▶ What the task requires
The listing must be reproduced in full, exactly as it stands.

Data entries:
•••

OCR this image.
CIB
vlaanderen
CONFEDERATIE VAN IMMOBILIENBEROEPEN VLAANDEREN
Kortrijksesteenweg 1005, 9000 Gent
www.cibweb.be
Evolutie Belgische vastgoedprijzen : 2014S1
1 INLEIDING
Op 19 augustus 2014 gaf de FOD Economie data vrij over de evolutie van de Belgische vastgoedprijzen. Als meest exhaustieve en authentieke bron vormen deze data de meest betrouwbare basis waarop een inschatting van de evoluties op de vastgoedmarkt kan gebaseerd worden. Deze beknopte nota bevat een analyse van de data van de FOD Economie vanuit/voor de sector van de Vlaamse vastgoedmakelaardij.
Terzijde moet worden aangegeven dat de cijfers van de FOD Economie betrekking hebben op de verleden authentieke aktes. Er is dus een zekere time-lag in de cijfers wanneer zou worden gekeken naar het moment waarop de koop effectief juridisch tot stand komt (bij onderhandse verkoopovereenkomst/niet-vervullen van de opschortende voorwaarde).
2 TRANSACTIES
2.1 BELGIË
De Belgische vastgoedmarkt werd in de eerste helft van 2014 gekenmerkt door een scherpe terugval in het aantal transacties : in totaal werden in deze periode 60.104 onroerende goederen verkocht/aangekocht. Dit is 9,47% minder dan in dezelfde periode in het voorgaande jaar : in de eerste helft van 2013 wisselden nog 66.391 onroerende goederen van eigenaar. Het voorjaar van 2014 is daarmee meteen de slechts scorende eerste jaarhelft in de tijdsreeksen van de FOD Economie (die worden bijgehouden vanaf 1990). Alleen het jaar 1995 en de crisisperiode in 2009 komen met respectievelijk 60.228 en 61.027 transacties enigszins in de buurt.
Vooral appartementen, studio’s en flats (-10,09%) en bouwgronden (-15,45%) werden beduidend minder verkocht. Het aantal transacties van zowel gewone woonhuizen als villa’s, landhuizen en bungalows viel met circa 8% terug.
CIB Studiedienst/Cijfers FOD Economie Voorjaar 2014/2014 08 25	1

•••

▶ Output of the task
OCR this image.
CIB
vlaanderen
CONFEDERATIE VAN IMMOBILIENBEROEPEN VLAANDEREN
Kortrijksesteenweg 1005, 9000 Gent
www.cibweb.be
Evolutie Belgische vastgoedprijzen : 2014S1
1 INLEIDING
Op 19 augustus 2014 gaf de FOD Economie data vrij over de evolutie van de Belgische vastgoedprijzen. Als meest exhaustieve en authentieke bron vormen deze data de meest betrouwbare basis waarop een inschatting van de evoluties op de vastgoedmarkt kan gebaseerd worden. Deze beknopte nota bevat een analyse van de data van de FOD Economie vanuit/voor de sector van de Vlaamse vastgoedmakelaardij.
Terzijde moet worden aangegeven dat de cijfers van de FOD Economie betrekking hebben op de verleden authentieke aktes. Er is dus een zekere time-lag in de cijfers wanneer zou worden gekeken naar het moment waarop de koop effectief juridisch tot stand komt (bij onderhandse verkoopovereenkomst/niet-vervullen van de opschortende voorwaarde).
2 TRANSACTIES
2.1 BELGIË
De Belgische vastgoedmarkt werd in de eerste helft van 2014 gekenmerkt door een scherpe terugval in het aantal transacties : in totaal werden in deze periode 60.104 onroerende goederen verkocht/aangekocht. Dit is 9,47% minder dan in dezelfde periode in het voorgaande jaar : in de eerste helft van 2013 wisselden nog 66.391 onroerende goederen van eigenaar. Het voorjaar van 2014 is daarmee meteen de slechts scorende eerste jaarhelft in de tijdsreeksen van de FOD Economie (die worden bijgehouden vanaf 1990). Alleen het jaar 1995 en de crisisperiode in 2009 komen met respectievelijk 60.228 en 61.027 transacties enigszins in de buurt.
Vooral appartementen, studio’s en flats (-10,09%) en bouwgronden (-15,45%) werden beduidend minder verkocht. Het aantal transacties van zowel gewone woonhuizen als villa’s, landhuizen en bungalows viel met circa 8% terug.
CIB Studiedienst/Cijfers FOD Economie Voorjaar 2014/2014 08 25	1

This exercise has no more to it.